From the listing below, extract every line in which the word "text" appears.

--- begin ---

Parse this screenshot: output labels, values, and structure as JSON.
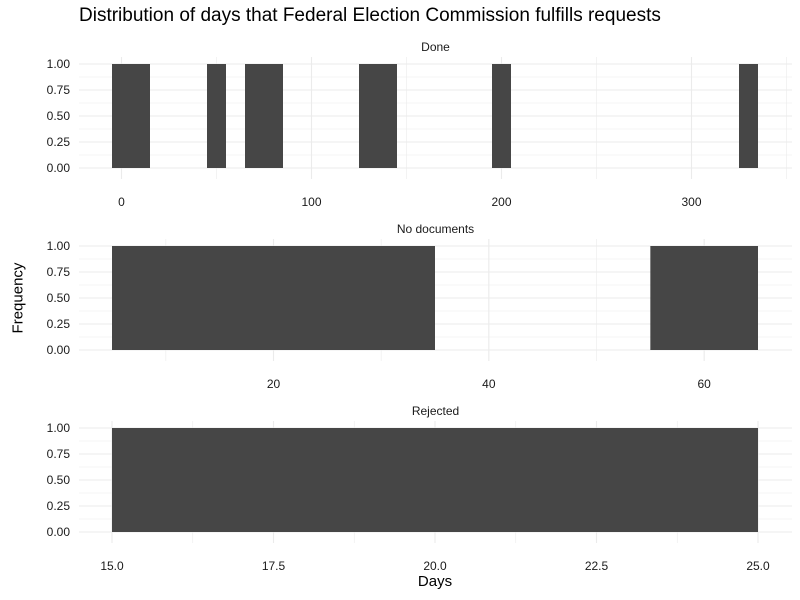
{
  "chart_data": {
    "type": "bar",
    "title": "Distribution of days that Federal Election Commission fulfills requests",
    "xlabel": "Days",
    "ylabel": "Frequency",
    "facets": [
      {
        "name": "Done",
        "xlim": [
          -5,
          335
        ],
        "ylim": [
          0,
          1
        ],
        "x_ticks": [
          0,
          100,
          200,
          300
        ],
        "y_ticks": [
          0.0,
          0.25,
          0.5,
          0.75,
          1.0
        ],
        "y_tick_labels": [
          "0.00",
          "0.25",
          "0.50",
          "0.75",
          "1.00"
        ],
        "bars": [
          {
            "x0": -5,
            "x1": 15,
            "y": 1
          },
          {
            "x0": 45,
            "x1": 55,
            "y": 1
          },
          {
            "x0": 65,
            "x1": 85,
            "y": 1
          },
          {
            "x0": 125,
            "x1": 145,
            "y": 1
          },
          {
            "x0": 195,
            "x1": 205,
            "y": 1
          },
          {
            "x0": 325,
            "x1": 335,
            "y": 1
          }
        ]
      },
      {
        "name": "No documents",
        "xlim": [
          5,
          65
        ],
        "ylim": [
          0,
          1
        ],
        "x_ticks": [
          20,
          40,
          60
        ],
        "y_ticks": [
          0.0,
          0.25,
          0.5,
          0.75,
          1.0
        ],
        "y_tick_labels": [
          "0.00",
          "0.25",
          "0.50",
          "0.75",
          "1.00"
        ],
        "bars": [
          {
            "x0": 5,
            "x1": 35,
            "y": 1
          },
          {
            "x0": 55,
            "x1": 65,
            "y": 1
          }
        ]
      },
      {
        "name": "Rejected",
        "xlim": [
          15,
          25
        ],
        "ylim": [
          0,
          1
        ],
        "x_ticks": [
          15.0,
          17.5,
          20.0,
          22.5,
          25.0
        ],
        "x_tick_labels": [
          "15.0",
          "17.5",
          "20.0",
          "22.5",
          "25.0"
        ],
        "y_ticks": [
          0.0,
          0.25,
          0.5,
          0.75,
          1.0
        ],
        "y_tick_labels": [
          "0.00",
          "0.25",
          "0.50",
          "0.75",
          "1.00"
        ],
        "bars": [
          {
            "x0": 15,
            "x1": 25,
            "y": 1
          }
        ]
      }
    ],
    "grid": true,
    "bar_color": "#464646",
    "grid_color": "#ebebeb"
  }
}
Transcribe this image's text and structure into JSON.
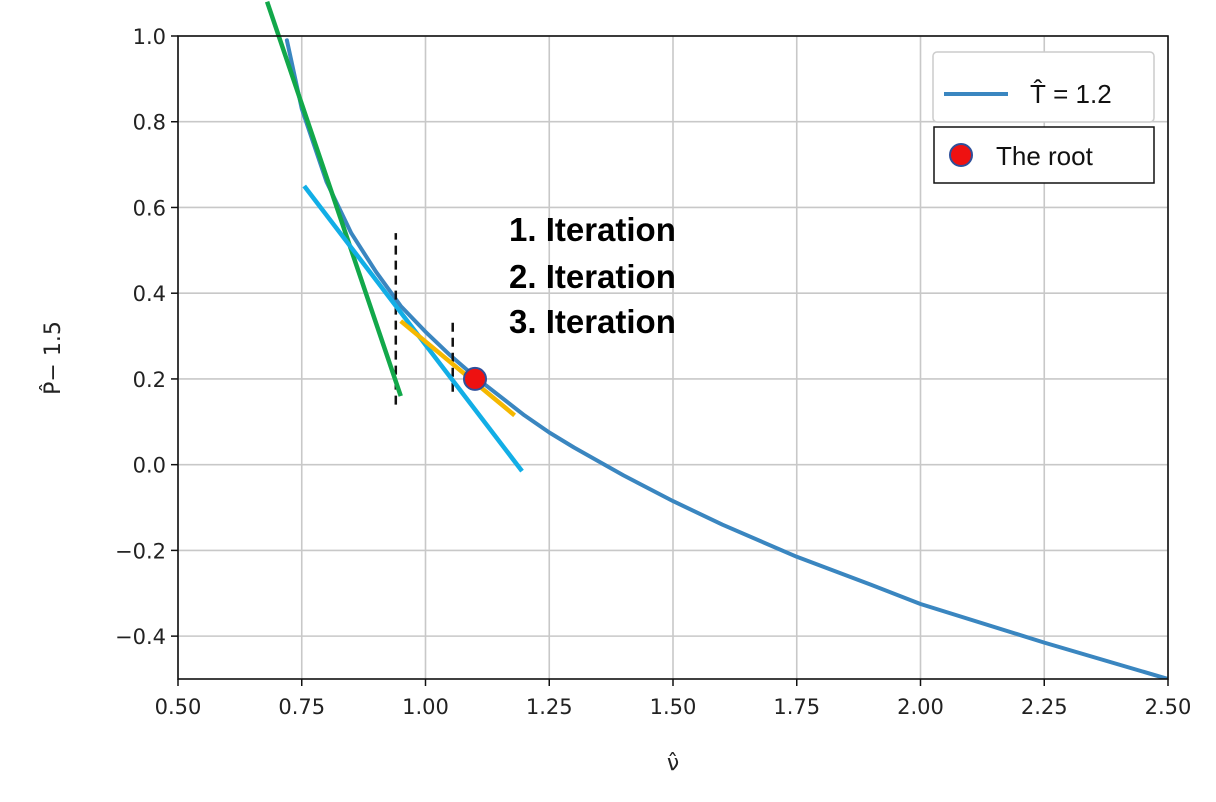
{
  "chart_data": {
    "type": "line",
    "xlabel": "ν̂",
    "ylabel": "P̂− 1.5",
    "xlim": [
      0.5,
      2.5
    ],
    "ylim": [
      -0.5,
      1.0
    ],
    "x_ticks": [
      0.5,
      0.75,
      1.0,
      1.25,
      1.5,
      1.75,
      2.0,
      2.25,
      2.5
    ],
    "x_tick_labels": [
      "0.50",
      "0.75",
      "1.00",
      "1.25",
      "1.50",
      "1.75",
      "2.00",
      "2.25",
      "2.50"
    ],
    "y_ticks": [
      -0.4,
      -0.2,
      0.0,
      0.2,
      0.4,
      0.6,
      0.8,
      1.0
    ],
    "y_tick_labels": [
      "−0.4",
      "−0.2",
      "0.0",
      "0.2",
      "0.4",
      "0.6",
      "0.8",
      "1.0"
    ],
    "grid": true,
    "series": [
      {
        "name": "T̂ = 1.2",
        "color": "#3a86c0",
        "x": [
          0.72,
          0.75,
          0.8,
          0.85,
          0.9,
          0.95,
          1.0,
          1.05,
          1.1,
          1.15,
          1.2,
          1.25,
          1.3,
          1.4,
          1.5,
          1.6,
          1.75,
          1.9,
          2.0,
          2.25,
          2.5
        ],
        "y": [
          0.99,
          0.83,
          0.66,
          0.54,
          0.45,
          0.37,
          0.31,
          0.255,
          0.205,
          0.16,
          0.115,
          0.075,
          0.04,
          -0.025,
          -0.085,
          -0.14,
          -0.215,
          -0.28,
          -0.325,
          -0.415,
          -0.5
        ]
      }
    ],
    "tangents": [
      {
        "name": "1. Iteration",
        "color": "#12a84a",
        "x": [
          0.68,
          0.95
        ],
        "y": [
          1.08,
          0.16
        ]
      },
      {
        "name": "2. Iteration",
        "color": "#12aee6",
        "x": [
          0.755,
          1.195
        ],
        "y": [
          0.65,
          -0.015
        ]
      },
      {
        "name": "3. Iteration",
        "color": "#f5b800",
        "x": [
          0.95,
          1.18
        ],
        "y": [
          0.335,
          0.115
        ]
      }
    ],
    "guides": [
      {
        "x": 0.94,
        "y": [
          0.14,
          0.54
        ]
      },
      {
        "x": 1.055,
        "y": [
          0.17,
          0.335
        ]
      }
    ],
    "root": {
      "x": 1.1,
      "y": 0.2,
      "label": "The root",
      "color": "#ee1111",
      "edge": "#2f4f9a"
    },
    "annotations": [
      {
        "text": "1. Iteration",
        "color": "#12a84a"
      },
      {
        "text": "2. Iteration",
        "color": "#12aee6"
      },
      {
        "text": "3. Iteration",
        "color": "#f5b800"
      }
    ],
    "legend_position": "top-right"
  }
}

--- end ---

▸ **Response for this exercise**:
Transcribe this image's text and structure into JSON.
        "text": "1. Iteration",
        "text": "2. Iteration",
        "text": "3. Iteration",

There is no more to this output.